Task directions -> Locate each line containing the string "pracy" and copy it out.

Supplied records ->
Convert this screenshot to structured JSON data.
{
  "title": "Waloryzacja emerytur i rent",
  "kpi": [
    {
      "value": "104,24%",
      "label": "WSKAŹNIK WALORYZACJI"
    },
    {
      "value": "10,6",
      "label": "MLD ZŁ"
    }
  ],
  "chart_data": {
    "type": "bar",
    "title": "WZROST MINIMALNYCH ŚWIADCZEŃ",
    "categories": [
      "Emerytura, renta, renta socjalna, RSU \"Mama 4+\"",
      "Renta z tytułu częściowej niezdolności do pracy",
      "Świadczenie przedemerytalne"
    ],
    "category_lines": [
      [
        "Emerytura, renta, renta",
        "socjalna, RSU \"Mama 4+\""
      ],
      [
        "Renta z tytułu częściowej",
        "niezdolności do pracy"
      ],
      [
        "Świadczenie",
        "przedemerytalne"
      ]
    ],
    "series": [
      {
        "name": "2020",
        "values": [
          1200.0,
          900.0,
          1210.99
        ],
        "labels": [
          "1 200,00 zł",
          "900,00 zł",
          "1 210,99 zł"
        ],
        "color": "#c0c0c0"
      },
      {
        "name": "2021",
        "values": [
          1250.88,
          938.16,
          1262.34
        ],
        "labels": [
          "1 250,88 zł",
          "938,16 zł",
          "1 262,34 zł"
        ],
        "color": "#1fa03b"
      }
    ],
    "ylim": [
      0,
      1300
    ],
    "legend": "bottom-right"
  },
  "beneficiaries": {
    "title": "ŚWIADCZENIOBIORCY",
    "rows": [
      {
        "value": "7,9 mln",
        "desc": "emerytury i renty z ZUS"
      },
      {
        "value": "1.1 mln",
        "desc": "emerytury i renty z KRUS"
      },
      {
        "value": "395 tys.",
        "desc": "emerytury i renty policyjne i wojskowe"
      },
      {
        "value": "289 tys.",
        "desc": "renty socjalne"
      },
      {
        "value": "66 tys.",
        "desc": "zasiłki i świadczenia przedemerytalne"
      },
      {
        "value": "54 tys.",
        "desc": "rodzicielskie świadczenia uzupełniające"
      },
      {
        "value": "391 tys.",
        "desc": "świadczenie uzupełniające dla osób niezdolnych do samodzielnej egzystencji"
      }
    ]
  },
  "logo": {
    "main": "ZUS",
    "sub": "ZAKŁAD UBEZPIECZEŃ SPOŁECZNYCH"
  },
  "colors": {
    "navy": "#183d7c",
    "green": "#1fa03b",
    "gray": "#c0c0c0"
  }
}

Answer to the exercise ->
      "Renta z tytułu częściowej niezdolności do pracy",
        "niezdolności do pracy"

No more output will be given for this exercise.